■ **Work to do**
Reproduce the complete listing without any deviation.

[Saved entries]
◇ ◇ ◇ ◇

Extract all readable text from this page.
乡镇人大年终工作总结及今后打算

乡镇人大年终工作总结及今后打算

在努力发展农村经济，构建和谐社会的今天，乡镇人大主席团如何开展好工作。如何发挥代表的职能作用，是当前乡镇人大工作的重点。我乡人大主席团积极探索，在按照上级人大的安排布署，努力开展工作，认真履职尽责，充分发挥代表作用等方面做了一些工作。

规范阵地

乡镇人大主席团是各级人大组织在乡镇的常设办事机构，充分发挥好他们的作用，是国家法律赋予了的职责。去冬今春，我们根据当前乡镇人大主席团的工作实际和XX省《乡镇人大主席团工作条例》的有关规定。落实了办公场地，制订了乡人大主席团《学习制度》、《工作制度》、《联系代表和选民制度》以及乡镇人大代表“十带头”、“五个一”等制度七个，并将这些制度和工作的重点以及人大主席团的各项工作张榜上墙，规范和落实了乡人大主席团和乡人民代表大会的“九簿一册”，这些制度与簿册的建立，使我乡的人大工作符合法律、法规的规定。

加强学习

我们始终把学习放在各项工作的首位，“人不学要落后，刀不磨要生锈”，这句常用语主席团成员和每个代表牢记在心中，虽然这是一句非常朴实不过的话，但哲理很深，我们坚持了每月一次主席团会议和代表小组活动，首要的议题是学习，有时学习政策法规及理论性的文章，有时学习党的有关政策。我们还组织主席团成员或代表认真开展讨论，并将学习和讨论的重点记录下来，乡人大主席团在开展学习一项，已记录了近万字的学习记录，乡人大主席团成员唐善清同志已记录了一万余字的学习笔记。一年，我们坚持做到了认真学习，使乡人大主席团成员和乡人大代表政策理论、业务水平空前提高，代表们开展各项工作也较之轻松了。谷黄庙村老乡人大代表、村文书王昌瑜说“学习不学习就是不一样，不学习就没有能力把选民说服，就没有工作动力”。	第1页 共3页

◇ ◇ ◇ ◇

■ **Exercise answer**
Extract all readable text from this page.
乡镇人大年终工作总结及今后打算

乡镇人大年终工作总结及今后打算

在努力发展农村经济，构建和谐社会的今天，乡镇人大主席团如何开展好工作。如何发挥代表的职能作用，是当前乡镇人大工作的重点。我乡人大主席团积极探索，在按照上级人大的安排布署，努力开展工作，认真履职尽责，充分发挥代表作用等方面做了一些工作。

规范阵地

乡镇人大主席团是各级人大组织在乡镇的常设办事机构，充分发挥好他们的作用，是国家法律赋予了的职责。去冬今春，我们根据当前乡镇人大主席团的工作实际和XX省《乡镇人大主席团工作条例》的有关规定。落实了办公场地，制订了乡人大主席团《学习制度》、《工作制度》、《联系代表和选民制度》以及乡镇人大代表“十带头”、“五个一”等制度七个，并将这些制度和工作的重点以及人大主席团的各项工作张榜上墙，规范和落实了乡人大主席团和乡人民代表大会的“九簿一册”，这些制度与簿册的建立，使我乡的人大工作符合法律、法规的规定。

加强学习

我们始终把学习放在各项工作的首位，“人不学要落后，刀不磨要生锈”，这句常用语主席团成员和每个代表牢记在心中，虽然这是一句非常朴实不过的话，但哲理很深，我们坚持了每月一次主席团会议和代表小组活动，首要的议题是学习，有时学习政策法规及理论性的文章，有时学习党的有关政策。我们还组织主席团成员或代表认真开展讨论，并将学习和讨论的重点记录下来，乡人大主席团在开展学习一项，已记录了近万字的学习记录，乡人大主席团成员唐善清同志已记录了一万余字的学习笔记。一年，我们坚持做到了认真学习，使乡人大主席团成员和乡人大代表政策理论、业务水平空前提高，代表们开展各项工作也较之轻松了。谷黄庙村老乡人大代表、村文书王昌瑜说“学习不学习就是不一样，不学习就没有能力把选民说服，就没有工作动力”。	第1页 共3页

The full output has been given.